> [YOUR TASK]: Copy each line of the entries that contains the word "preview".

> [Data items]:

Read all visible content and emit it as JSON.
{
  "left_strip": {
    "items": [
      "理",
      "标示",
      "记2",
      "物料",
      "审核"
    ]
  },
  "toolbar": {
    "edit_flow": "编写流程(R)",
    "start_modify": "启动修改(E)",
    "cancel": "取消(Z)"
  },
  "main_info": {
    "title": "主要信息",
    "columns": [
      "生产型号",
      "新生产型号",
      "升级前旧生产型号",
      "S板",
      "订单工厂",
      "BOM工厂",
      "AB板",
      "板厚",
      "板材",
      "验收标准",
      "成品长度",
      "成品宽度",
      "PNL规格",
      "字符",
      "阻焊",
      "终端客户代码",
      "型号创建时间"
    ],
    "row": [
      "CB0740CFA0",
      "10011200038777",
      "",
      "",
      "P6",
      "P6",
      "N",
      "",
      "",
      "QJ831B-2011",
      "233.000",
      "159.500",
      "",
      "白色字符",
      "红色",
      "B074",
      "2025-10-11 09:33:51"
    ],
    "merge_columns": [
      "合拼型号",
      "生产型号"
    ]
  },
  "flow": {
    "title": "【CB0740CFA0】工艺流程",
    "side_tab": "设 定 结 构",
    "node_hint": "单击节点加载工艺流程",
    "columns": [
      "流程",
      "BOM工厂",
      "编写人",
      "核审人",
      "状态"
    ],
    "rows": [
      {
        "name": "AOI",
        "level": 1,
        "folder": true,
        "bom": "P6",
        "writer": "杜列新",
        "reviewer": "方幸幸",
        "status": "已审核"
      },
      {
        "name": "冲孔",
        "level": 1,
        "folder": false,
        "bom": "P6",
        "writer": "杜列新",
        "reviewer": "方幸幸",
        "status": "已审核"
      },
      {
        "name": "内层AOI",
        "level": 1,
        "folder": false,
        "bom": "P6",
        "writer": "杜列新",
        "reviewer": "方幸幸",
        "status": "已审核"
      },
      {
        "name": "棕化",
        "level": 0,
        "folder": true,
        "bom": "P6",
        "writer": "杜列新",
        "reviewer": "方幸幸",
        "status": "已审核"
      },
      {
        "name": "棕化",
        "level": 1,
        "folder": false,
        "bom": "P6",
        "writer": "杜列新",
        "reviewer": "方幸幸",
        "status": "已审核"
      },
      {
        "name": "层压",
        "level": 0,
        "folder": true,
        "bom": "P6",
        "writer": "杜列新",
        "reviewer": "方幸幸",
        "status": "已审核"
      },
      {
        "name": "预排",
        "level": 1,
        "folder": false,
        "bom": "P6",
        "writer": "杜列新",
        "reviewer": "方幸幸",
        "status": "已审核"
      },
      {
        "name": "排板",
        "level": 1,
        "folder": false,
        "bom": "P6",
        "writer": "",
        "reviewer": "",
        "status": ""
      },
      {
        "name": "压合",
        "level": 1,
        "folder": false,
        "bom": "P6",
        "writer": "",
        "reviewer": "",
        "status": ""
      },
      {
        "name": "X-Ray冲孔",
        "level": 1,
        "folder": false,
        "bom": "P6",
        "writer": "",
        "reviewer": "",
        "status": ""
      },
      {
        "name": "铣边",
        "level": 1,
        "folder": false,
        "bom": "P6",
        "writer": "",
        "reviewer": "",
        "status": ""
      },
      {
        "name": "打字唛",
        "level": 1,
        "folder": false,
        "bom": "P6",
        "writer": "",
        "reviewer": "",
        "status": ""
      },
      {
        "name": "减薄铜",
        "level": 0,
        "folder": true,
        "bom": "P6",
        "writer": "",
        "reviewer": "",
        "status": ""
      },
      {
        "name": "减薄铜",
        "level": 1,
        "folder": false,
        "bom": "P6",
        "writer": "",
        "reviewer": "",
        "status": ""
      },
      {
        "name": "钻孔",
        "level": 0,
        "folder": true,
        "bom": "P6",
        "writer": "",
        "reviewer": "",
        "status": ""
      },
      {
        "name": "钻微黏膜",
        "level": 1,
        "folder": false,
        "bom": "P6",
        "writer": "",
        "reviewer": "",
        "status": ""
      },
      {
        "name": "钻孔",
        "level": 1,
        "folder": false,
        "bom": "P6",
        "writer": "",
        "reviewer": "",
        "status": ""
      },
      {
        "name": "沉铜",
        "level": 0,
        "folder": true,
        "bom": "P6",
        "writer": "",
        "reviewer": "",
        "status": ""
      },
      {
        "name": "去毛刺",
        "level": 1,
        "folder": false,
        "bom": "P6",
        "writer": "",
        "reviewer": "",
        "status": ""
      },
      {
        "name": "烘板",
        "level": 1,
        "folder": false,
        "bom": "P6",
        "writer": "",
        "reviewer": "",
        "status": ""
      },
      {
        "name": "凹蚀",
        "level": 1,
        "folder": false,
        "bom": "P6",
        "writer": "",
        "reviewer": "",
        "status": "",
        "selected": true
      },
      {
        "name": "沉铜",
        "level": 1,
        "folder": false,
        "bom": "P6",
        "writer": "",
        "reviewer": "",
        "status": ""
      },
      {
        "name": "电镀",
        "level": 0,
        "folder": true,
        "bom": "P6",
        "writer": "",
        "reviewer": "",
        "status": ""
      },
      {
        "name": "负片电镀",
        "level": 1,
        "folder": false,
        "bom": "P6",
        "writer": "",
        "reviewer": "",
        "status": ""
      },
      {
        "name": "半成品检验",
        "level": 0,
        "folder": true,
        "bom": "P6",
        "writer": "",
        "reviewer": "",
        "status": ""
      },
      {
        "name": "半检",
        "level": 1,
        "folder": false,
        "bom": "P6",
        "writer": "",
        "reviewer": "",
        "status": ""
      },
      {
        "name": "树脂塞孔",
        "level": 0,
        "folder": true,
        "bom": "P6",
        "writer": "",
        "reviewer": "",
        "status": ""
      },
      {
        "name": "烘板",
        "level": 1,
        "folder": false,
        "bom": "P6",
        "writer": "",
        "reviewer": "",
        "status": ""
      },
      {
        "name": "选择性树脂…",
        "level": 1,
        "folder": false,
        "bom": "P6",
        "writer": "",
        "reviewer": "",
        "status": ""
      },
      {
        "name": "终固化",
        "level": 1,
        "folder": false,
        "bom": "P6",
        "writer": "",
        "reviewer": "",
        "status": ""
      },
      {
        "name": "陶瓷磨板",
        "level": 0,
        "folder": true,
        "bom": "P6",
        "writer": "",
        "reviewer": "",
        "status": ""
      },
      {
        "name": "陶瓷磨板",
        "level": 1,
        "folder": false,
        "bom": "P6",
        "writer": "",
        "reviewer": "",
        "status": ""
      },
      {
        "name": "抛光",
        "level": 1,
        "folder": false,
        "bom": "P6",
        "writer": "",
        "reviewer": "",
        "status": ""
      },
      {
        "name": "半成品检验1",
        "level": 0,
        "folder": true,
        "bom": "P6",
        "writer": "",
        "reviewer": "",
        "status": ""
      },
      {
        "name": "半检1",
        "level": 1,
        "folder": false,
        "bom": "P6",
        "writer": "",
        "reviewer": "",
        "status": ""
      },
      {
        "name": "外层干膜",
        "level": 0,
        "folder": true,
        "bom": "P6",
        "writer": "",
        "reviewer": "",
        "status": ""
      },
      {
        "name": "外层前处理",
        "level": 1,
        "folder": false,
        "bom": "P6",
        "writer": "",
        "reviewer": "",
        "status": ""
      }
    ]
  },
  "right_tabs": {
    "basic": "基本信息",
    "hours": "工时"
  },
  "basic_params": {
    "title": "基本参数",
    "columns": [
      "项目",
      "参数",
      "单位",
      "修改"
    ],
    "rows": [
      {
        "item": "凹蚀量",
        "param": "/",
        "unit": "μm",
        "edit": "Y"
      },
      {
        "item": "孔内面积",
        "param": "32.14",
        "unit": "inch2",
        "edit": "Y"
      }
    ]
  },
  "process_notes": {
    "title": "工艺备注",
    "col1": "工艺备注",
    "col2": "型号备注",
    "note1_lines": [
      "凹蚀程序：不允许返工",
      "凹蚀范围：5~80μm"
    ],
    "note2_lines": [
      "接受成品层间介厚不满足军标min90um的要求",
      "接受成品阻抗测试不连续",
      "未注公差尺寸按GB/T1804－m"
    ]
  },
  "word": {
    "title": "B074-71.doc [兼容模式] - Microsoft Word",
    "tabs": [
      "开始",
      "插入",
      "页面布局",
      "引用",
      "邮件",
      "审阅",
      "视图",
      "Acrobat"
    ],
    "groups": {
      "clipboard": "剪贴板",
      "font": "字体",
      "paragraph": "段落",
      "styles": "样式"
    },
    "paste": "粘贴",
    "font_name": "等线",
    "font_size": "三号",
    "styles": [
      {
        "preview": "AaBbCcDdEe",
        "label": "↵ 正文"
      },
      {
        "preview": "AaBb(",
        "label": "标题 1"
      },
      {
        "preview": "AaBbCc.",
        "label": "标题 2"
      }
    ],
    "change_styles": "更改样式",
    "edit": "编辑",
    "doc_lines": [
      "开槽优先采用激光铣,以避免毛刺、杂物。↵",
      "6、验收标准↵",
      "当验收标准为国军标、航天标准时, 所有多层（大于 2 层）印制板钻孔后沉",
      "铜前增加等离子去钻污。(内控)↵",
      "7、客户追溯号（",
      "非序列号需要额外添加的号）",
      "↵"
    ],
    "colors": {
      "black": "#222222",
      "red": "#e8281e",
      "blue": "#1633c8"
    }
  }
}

> [EXERCISE SOLUTION]:
        "preview": "AaBbCcDdEe",
        "preview": "AaBb(",
        "preview": "AaBbCc.",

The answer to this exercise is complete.